● Set exercise
What lines of the data include the string "mesenteric"? Copy them all.

Dataset records:
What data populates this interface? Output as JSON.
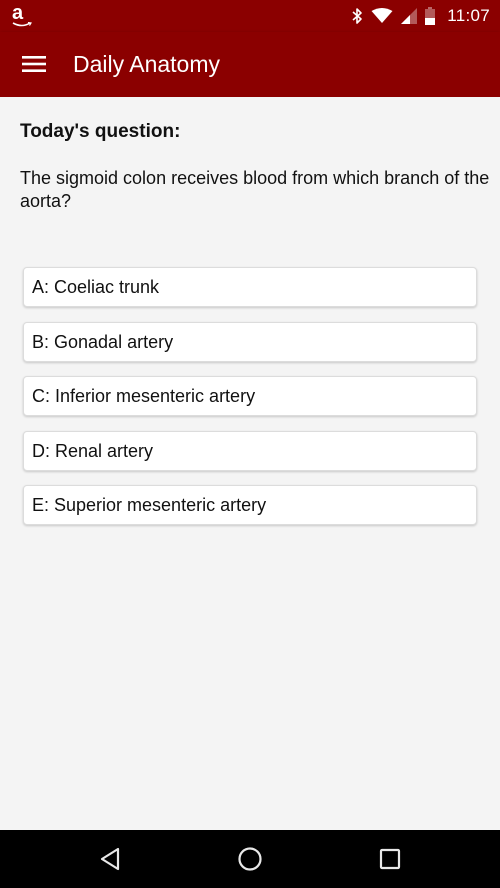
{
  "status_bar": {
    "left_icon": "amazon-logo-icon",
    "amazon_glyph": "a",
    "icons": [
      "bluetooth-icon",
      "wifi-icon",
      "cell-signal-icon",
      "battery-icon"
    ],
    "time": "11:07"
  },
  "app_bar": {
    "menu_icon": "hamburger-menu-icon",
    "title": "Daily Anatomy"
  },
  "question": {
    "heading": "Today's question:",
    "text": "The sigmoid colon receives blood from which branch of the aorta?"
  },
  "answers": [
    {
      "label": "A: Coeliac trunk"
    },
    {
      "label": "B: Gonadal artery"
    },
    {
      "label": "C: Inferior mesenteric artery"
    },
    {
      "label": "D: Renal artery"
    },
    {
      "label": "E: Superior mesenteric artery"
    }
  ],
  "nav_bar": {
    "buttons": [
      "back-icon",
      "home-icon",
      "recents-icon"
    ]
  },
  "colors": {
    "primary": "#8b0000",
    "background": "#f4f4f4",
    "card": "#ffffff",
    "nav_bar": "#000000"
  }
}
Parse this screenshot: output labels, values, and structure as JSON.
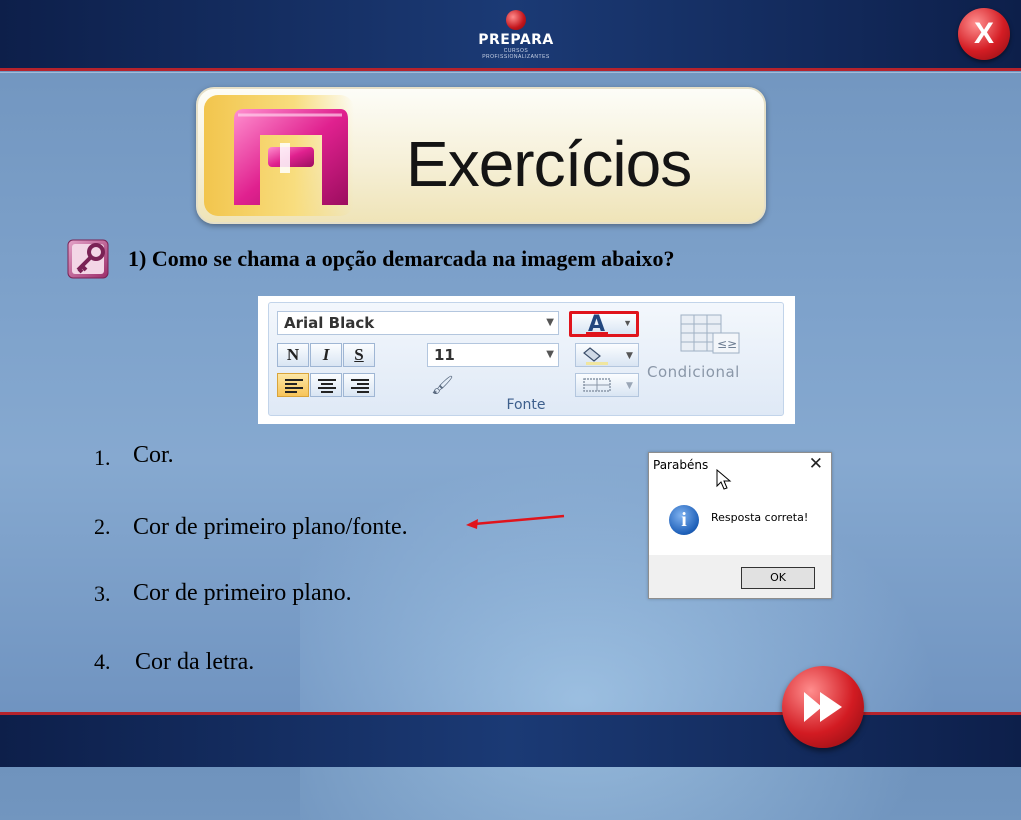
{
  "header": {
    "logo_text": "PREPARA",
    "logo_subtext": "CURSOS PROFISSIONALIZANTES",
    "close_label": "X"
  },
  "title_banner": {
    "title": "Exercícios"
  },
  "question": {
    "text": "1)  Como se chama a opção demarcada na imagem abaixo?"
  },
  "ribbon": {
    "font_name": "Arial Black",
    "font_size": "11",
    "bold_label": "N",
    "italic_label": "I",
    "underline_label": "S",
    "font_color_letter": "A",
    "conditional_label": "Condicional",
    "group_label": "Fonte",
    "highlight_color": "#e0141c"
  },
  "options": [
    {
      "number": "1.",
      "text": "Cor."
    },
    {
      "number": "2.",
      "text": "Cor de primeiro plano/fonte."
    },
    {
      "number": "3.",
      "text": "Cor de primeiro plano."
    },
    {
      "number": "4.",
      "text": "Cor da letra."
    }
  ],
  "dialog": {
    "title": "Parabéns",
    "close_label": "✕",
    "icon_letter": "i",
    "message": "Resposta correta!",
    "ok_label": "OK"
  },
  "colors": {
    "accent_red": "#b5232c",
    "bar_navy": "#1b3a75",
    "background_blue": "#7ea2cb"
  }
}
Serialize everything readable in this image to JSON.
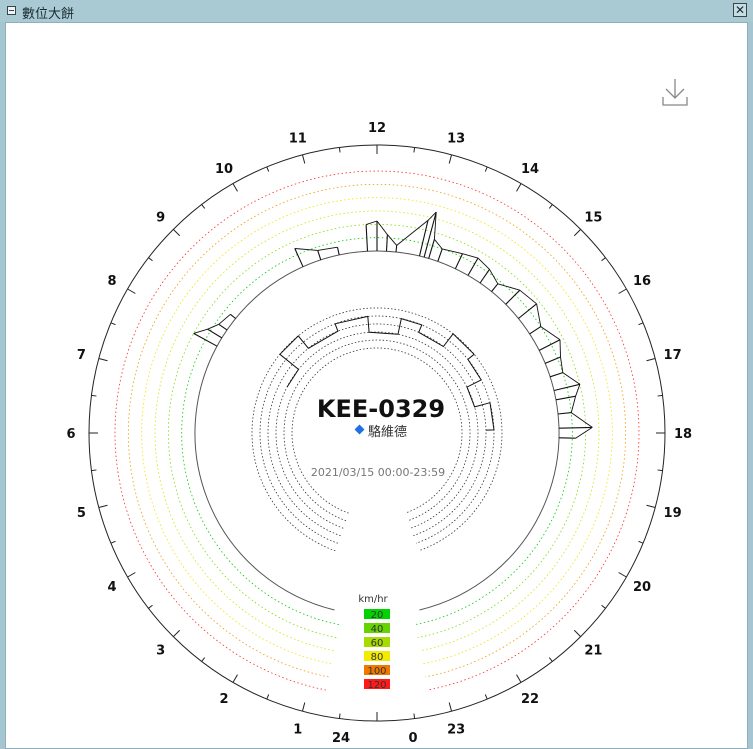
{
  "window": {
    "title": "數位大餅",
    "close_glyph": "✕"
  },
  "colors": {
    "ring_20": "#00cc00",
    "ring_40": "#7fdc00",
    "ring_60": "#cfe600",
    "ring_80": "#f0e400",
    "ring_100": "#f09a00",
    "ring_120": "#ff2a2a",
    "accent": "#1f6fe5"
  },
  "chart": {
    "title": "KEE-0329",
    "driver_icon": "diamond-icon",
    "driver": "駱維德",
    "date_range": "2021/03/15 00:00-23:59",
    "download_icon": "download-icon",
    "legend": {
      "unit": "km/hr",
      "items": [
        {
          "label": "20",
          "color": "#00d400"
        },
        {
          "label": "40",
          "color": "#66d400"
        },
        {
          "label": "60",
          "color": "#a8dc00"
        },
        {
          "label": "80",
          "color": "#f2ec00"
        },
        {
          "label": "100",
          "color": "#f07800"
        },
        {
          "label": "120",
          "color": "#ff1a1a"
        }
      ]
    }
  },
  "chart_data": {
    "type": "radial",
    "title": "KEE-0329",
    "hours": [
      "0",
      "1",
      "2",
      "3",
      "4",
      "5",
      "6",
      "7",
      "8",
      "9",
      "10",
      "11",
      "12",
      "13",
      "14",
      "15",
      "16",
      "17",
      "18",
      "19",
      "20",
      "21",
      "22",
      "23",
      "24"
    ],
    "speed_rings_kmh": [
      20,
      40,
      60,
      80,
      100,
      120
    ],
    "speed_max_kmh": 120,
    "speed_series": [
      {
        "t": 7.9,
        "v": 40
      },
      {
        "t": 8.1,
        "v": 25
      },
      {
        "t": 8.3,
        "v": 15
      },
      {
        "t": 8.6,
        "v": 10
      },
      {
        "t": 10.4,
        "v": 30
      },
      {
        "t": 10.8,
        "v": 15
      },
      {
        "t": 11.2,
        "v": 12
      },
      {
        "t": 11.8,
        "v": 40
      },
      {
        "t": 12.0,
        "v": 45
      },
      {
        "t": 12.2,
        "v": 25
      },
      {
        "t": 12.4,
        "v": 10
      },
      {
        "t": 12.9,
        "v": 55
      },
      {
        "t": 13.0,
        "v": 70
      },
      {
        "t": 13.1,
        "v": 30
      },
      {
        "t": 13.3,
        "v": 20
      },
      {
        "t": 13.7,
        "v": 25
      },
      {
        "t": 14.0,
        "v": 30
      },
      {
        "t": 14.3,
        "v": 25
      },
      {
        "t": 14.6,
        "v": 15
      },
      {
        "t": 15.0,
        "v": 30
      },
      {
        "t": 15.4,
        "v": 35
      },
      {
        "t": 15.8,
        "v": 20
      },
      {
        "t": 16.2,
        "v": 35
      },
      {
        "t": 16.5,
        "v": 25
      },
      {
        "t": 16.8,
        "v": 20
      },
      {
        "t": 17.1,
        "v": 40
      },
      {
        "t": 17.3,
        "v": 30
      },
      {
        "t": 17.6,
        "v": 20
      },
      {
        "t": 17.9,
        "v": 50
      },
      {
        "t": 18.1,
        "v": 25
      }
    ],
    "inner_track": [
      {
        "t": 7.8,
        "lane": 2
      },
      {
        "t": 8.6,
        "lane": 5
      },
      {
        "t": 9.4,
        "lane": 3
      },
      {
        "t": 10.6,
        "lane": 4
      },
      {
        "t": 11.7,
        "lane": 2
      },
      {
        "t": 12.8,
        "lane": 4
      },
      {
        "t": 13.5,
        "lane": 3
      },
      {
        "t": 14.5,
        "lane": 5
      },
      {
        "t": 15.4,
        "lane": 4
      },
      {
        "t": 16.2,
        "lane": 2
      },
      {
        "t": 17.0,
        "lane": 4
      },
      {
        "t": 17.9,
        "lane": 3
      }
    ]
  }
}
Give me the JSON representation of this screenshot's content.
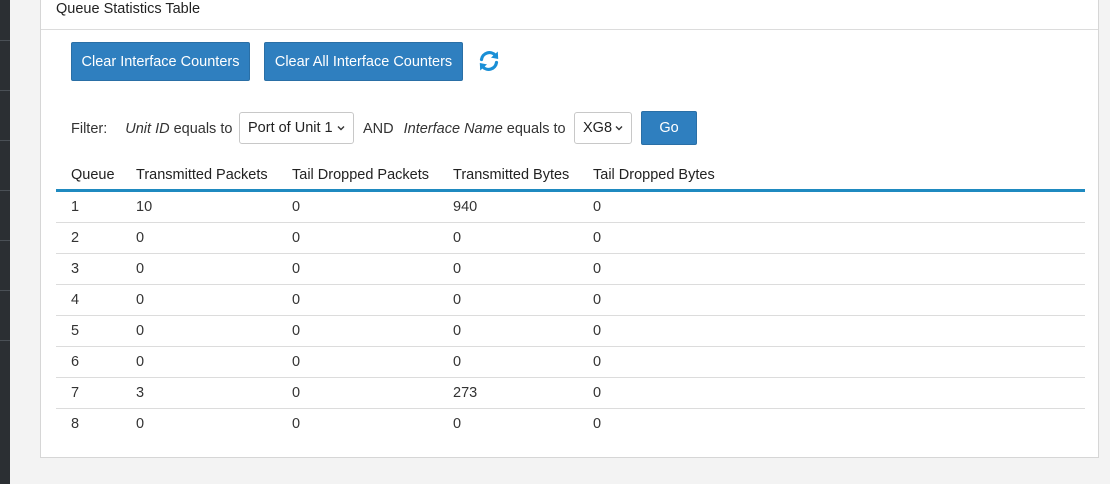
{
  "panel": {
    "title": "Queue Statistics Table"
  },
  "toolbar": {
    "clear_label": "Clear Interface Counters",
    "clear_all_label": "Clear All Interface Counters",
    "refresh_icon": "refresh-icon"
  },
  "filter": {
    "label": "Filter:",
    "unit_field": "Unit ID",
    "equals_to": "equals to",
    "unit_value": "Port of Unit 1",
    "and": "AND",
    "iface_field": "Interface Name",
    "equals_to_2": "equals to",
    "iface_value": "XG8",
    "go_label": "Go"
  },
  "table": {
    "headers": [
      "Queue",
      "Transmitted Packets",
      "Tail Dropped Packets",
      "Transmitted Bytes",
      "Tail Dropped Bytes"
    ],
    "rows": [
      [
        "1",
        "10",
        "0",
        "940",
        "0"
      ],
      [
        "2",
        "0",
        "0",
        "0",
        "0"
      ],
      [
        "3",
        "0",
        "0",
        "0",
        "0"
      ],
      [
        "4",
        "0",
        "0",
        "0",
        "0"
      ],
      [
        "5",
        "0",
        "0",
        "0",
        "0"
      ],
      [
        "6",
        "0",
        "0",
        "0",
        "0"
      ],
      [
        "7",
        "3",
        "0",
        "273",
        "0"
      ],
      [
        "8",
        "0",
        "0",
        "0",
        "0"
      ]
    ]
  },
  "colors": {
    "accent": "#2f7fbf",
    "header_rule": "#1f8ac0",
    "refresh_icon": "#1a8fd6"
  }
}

● Solution to the problem
      "label": "C: Inferior mesenteric artery"
      "label": "E: Superior mesenteric artery"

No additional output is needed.